▸ **Entries shown**:
§

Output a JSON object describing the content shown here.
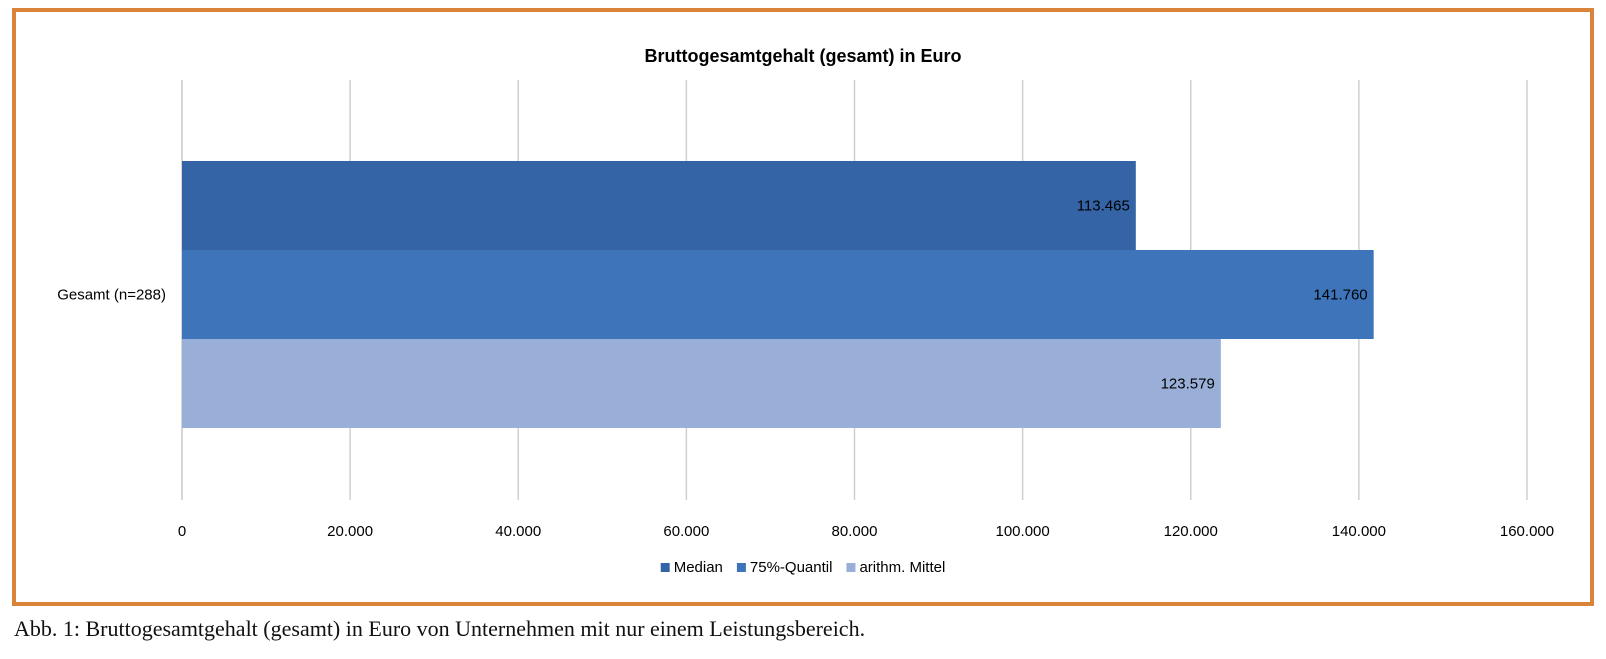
{
  "chart_data": {
    "type": "bar",
    "orientation": "horizontal",
    "title": "Bruttogesamtgehalt (gesamt) in Euro",
    "categories": [
      "Gesamt (n=288)"
    ],
    "series": [
      {
        "name": "Median",
        "values": [
          113465
        ],
        "labels": [
          "113.465"
        ],
        "color": "#3564a6"
      },
      {
        "name": "75%-Quantil",
        "values": [
          141760
        ],
        "labels": [
          "141.760"
        ],
        "color": "#3d74ba"
      },
      {
        "name": "arithm. Mittel",
        "values": [
          123579
        ],
        "labels": [
          "123.579"
        ],
        "color": "#9aafd8"
      }
    ],
    "xlim": [
      0,
      160000
    ],
    "xticks": [
      0,
      20000,
      40000,
      60000,
      80000,
      100000,
      120000,
      140000,
      160000
    ],
    "xtick_labels": [
      "0",
      "20.000",
      "40.000",
      "60.000",
      "80.000",
      "100.000",
      "120.000",
      "140.000",
      "160.000"
    ],
    "xlabel": "",
    "ylabel": "",
    "grid": true,
    "legend_position": "bottom-center"
  },
  "caption": "Abb. 1: Bruttogesamtgehalt (gesamt) in Euro von Unternehmen mit nur einem Leistungsbereich."
}
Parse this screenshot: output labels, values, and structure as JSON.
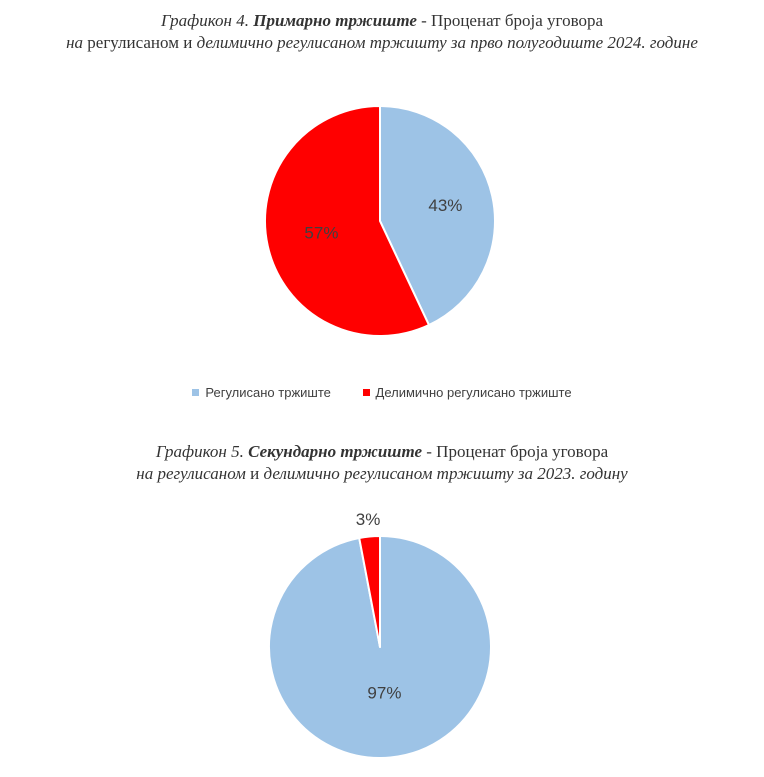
{
  "chart_data": [
    {
      "type": "pie",
      "caption": {
        "prefix": "Графикон 4.",
        "bold": "Примарно тржиште",
        "rest": "- Проценат броја уговора",
        "line2_a": "на",
        "line2_b": "регулисаном",
        "line2_c": "и",
        "line2_d": "делимично регулисаном тржишту за прво полугодиште 2024. године"
      },
      "slices": [
        {
          "name": "Регулисано тржиште",
          "value": 43,
          "label": "43%",
          "color": "#9dc3e6"
        },
        {
          "name": "Делимично регулисано тржиште",
          "value": 57,
          "label": "57%",
          "color": "#ff0000"
        }
      ],
      "legend": "bottom"
    },
    {
      "type": "pie",
      "caption": {
        "prefix": "Графикон 5.",
        "bold": "Секундарно тржиште",
        "rest": "- Проценат броја уговора",
        "line2_a": "на регулисаном",
        "line2_b": "и",
        "line2_c": "делимично регулисаном тржишту за 2023. годину"
      },
      "slices": [
        {
          "name": "Регулисано тржиште",
          "value": 97,
          "label": "97%",
          "color": "#9dc3e6"
        },
        {
          "name": "Делимично регулисано тржиште",
          "value": 3,
          "label": "3%",
          "color": "#ff0000"
        }
      ]
    }
  ],
  "legend": {
    "items": [
      {
        "label": "Регулисано тржиште",
        "color": "#9dc3e6"
      },
      {
        "label": "Делимично регулисано тржиште",
        "color": "#ff0000"
      }
    ]
  }
}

§

▸ **Exercise objective**: Strip out the images, then output the records above word for word.

▸ **The reply**:
Output a JSON object describing the content shown here.
{
  "chart_data": {
    "type": "bar",
    "orientation": "horizontal",
    "title": "Bruttogesamtgehalt (gesamt) in Euro",
    "categories": [
      "Gesamt (n=288)"
    ],
    "series": [
      {
        "name": "Median",
        "values": [
          113465
        ],
        "labels": [
          "113.465"
        ],
        "color": "#3564a6"
      },
      {
        "name": "75%-Quantil",
        "values": [
          141760
        ],
        "labels": [
          "141.760"
        ],
        "color": "#3d74ba"
      },
      {
        "name": "arithm. Mittel",
        "values": [
          123579
        ],
        "labels": [
          "123.579"
        ],
        "color": "#9aafd8"
      }
    ],
    "xlim": [
      0,
      160000
    ],
    "xticks": [
      0,
      20000,
      40000,
      60000,
      80000,
      100000,
      120000,
      140000,
      160000
    ],
    "xtick_labels": [
      "0",
      "20.000",
      "40.000",
      "60.000",
      "80.000",
      "100.000",
      "120.000",
      "140.000",
      "160.000"
    ],
    "xlabel": "",
    "ylabel": "",
    "grid": true,
    "legend_position": "bottom-center"
  },
  "caption": "Abb. 1: Bruttogesamtgehalt (gesamt) in Euro von Unternehmen mit nur einem Leistungsbereich."
}
Parse this screenshot: output labels, values, and structure as JSON.
{
  "chart_data": [
    {
      "type": "pie",
      "caption": {
        "prefix": "Графикон 4.",
        "bold": "Примарно тржиште",
        "rest": "- Проценат броја уговора",
        "line2_a": "на",
        "line2_b": "регулисаном",
        "line2_c": "и",
        "line2_d": "делимично регулисаном тржишту за прво полугодиште 2024. године"
      },
      "slices": [
        {
          "name": "Регулисано тржиште",
          "value": 43,
          "label": "43%",
          "color": "#9dc3e6"
        },
        {
          "name": "Делимично регулисано тржиште",
          "value": 57,
          "label": "57%",
          "color": "#ff0000"
        }
      ],
      "legend": "bottom"
    },
    {
      "type": "pie",
      "caption": {
        "prefix": "Графикон 5.",
        "bold": "Секундарно тржиште",
        "rest": "- Проценат броја уговора",
        "line2_a": "на регулисаном",
        "line2_b": "и",
        "line2_c": "делимично регулисаном тржишту за 2023. годину"
      },
      "slices": [
        {
          "name": "Регулисано тржиште",
          "value": 97,
          "label": "97%",
          "color": "#9dc3e6"
        },
        {
          "name": "Делимично регулисано тржиште",
          "value": 3,
          "label": "3%",
          "color": "#ff0000"
        }
      ]
    }
  ],
  "legend": {
    "items": [
      {
        "label": "Регулисано тржиште",
        "color": "#9dc3e6"
      },
      {
        "label": "Делимично регулисано тржиште",
        "color": "#ff0000"
      }
    ]
  }
}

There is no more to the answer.